▶ **Exercise task**: Extract from the listing each line in which the word "Jelaskan" appears.

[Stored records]
□ □ □ □
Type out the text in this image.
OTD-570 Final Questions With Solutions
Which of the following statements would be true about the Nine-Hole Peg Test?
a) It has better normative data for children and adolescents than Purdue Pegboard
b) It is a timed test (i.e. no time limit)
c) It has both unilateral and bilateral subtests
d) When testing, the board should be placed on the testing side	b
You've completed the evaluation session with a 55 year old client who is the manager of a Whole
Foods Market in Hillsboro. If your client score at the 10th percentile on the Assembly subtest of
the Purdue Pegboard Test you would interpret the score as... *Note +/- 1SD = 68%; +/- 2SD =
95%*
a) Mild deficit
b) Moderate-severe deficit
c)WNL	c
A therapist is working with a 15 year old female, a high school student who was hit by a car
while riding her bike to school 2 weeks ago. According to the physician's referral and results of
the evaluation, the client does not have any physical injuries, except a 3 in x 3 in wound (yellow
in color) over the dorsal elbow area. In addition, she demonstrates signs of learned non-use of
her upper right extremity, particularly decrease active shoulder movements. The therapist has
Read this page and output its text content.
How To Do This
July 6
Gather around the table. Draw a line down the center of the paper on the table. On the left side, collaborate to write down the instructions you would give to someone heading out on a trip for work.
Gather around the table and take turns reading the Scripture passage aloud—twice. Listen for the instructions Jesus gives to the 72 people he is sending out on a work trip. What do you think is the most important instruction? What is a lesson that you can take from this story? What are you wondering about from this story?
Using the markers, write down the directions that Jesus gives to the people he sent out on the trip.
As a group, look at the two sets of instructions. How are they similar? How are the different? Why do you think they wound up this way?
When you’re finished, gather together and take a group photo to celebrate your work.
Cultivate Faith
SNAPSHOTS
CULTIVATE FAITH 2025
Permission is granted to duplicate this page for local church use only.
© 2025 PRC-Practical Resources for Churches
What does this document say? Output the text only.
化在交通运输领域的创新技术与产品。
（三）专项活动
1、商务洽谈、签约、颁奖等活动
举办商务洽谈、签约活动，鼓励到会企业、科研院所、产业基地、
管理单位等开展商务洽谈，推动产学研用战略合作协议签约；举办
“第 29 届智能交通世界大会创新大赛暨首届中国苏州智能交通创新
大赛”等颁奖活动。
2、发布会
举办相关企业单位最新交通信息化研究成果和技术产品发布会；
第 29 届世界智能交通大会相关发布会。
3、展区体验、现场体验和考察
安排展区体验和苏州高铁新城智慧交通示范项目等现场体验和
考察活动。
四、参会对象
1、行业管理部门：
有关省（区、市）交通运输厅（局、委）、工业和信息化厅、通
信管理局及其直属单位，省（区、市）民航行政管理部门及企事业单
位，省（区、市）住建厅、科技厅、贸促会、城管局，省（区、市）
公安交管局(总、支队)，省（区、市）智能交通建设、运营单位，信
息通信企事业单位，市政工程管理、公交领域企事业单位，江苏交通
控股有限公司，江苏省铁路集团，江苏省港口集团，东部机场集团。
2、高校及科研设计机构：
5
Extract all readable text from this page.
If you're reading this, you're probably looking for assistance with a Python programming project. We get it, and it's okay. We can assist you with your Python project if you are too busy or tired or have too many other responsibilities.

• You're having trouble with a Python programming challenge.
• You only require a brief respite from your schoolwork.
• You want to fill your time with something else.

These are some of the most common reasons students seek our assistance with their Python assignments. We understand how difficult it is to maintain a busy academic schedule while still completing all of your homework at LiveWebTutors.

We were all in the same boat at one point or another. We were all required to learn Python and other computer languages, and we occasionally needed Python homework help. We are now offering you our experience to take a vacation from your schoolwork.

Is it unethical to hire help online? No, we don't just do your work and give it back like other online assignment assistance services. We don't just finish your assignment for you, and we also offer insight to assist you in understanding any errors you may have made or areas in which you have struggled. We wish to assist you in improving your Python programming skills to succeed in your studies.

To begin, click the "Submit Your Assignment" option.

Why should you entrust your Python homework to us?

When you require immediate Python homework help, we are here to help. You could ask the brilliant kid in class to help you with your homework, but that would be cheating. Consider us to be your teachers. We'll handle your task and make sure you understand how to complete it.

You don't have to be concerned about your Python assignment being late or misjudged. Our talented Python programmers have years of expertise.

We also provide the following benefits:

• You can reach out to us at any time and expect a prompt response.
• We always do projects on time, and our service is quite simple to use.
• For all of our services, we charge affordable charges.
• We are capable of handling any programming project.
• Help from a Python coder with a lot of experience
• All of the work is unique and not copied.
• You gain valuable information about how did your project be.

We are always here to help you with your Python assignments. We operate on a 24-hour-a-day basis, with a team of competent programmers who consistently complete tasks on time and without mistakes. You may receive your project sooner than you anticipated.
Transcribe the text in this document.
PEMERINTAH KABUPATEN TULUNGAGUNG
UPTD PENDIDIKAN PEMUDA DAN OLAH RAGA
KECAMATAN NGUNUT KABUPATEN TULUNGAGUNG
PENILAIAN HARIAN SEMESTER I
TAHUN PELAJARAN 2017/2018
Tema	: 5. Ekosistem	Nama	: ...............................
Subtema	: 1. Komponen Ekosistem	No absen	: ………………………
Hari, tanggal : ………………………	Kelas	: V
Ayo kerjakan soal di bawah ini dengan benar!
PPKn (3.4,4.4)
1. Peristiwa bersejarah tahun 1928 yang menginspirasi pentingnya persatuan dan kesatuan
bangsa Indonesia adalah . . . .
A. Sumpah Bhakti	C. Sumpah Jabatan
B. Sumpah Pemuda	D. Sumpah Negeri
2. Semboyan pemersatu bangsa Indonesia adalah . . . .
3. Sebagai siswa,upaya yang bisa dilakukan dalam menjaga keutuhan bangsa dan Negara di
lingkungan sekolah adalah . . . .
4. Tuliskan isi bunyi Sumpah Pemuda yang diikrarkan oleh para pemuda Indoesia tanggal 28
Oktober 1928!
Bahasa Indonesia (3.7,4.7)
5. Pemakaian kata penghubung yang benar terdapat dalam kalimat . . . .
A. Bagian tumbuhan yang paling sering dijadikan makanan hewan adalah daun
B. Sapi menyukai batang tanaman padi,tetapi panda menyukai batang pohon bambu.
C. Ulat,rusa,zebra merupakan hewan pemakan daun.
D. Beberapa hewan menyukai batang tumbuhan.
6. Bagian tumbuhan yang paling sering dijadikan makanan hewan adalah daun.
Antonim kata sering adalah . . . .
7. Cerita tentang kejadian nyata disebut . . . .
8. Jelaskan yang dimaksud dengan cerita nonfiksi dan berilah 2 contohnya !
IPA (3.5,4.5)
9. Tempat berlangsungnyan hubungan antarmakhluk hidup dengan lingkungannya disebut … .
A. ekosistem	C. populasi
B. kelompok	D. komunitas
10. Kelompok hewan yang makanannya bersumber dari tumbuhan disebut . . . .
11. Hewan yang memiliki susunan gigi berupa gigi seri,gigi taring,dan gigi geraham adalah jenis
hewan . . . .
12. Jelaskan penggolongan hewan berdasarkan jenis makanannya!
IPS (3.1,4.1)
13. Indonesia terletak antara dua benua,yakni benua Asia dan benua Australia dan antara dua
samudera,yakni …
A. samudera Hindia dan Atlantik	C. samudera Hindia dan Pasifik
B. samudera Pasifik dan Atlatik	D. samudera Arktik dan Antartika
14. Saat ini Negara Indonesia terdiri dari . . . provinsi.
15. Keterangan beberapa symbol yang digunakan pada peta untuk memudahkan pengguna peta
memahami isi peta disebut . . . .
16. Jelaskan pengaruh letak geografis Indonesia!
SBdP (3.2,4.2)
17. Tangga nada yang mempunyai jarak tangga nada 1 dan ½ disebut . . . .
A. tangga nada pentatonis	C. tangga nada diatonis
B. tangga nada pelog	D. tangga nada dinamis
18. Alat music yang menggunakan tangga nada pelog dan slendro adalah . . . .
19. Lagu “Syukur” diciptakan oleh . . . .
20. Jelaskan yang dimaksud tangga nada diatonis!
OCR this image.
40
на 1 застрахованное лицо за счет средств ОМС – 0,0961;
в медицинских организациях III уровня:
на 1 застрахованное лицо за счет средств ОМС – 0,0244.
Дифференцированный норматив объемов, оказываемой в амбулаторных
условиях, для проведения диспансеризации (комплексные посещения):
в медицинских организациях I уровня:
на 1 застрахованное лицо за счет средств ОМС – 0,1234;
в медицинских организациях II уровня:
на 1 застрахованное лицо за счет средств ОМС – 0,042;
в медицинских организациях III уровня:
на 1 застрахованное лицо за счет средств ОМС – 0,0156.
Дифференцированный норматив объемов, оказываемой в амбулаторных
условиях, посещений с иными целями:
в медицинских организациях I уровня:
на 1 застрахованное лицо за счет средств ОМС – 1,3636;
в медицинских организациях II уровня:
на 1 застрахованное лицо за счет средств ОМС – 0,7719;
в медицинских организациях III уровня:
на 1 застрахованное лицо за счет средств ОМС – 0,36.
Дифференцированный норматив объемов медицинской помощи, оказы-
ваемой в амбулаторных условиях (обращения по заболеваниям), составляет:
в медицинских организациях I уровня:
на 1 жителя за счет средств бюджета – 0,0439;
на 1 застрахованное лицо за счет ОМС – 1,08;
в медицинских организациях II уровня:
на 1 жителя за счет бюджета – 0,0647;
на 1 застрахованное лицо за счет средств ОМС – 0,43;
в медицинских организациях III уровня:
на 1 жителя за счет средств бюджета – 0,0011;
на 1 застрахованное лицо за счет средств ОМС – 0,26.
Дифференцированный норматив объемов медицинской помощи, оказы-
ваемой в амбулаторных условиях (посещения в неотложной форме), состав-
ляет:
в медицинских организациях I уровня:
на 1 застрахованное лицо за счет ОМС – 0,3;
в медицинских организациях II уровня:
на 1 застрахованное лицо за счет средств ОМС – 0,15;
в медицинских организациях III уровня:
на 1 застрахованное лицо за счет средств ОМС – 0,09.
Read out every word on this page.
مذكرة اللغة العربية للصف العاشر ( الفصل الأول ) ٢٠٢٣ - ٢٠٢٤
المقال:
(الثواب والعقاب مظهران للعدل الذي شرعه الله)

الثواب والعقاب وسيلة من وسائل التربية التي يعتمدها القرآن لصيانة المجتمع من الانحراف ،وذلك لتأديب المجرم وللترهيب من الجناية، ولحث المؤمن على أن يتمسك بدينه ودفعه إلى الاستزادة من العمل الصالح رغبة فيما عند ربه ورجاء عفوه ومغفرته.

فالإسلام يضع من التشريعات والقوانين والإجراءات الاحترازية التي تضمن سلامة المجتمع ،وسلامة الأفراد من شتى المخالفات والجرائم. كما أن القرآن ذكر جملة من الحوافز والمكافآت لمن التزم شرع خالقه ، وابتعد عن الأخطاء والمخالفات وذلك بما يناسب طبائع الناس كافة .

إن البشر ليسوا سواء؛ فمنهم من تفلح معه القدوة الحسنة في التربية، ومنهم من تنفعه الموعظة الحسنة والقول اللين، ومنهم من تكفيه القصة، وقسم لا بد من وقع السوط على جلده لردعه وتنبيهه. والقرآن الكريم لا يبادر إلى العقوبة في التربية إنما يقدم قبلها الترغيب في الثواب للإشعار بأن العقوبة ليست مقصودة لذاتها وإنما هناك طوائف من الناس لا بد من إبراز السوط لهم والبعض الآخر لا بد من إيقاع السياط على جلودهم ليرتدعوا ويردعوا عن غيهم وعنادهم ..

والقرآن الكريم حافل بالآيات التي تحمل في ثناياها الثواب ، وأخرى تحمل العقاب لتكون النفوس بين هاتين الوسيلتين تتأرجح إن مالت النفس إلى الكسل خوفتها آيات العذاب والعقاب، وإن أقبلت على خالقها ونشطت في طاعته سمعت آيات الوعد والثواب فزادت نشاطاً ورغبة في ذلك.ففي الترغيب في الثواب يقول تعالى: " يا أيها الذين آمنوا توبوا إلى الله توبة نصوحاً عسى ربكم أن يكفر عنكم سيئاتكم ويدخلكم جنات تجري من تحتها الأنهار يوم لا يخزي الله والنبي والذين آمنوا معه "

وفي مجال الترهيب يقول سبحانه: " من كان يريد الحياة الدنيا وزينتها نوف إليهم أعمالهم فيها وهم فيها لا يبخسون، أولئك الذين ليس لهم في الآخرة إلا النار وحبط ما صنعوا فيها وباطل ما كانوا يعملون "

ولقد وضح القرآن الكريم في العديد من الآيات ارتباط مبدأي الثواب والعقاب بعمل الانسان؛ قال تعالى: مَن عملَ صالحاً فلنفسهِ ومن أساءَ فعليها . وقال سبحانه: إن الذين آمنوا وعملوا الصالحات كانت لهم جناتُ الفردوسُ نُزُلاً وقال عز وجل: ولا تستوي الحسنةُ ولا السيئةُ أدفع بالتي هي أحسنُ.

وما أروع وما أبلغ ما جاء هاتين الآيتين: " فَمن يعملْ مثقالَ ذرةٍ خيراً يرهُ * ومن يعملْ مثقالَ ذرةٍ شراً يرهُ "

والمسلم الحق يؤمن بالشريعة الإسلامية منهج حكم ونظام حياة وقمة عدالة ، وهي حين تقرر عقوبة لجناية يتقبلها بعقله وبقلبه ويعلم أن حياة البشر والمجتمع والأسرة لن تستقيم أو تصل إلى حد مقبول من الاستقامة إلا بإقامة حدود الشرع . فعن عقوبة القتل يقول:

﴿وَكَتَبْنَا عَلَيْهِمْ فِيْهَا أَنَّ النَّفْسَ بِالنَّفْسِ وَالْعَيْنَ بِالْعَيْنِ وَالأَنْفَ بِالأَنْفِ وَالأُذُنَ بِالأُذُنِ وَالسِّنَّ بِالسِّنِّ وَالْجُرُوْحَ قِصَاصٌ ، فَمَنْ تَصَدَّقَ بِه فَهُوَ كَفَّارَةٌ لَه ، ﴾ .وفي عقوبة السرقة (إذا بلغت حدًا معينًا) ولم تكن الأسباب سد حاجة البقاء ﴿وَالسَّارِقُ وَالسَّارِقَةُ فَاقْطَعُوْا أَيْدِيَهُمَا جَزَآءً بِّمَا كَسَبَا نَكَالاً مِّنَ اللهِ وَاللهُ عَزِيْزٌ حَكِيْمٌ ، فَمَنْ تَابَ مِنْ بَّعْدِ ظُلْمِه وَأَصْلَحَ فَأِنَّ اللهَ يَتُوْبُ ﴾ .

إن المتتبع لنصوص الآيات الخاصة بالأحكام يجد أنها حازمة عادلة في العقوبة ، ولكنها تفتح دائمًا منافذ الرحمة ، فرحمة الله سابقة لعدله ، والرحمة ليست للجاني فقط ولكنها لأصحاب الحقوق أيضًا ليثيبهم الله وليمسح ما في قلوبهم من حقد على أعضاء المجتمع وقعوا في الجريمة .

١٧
□ □ □ □
▶ **Response for this exercise**:
8. Jelaskan yang dimaksud dengan cerita nonfiksi dan berilah 2 contohnya !
12. Jelaskan penggolongan hewan berdasarkan jenis makanannya!
16. Jelaskan pengaruh letak geografis Indonesia!
20. Jelaskan yang dimaksud tangga nada diatonis!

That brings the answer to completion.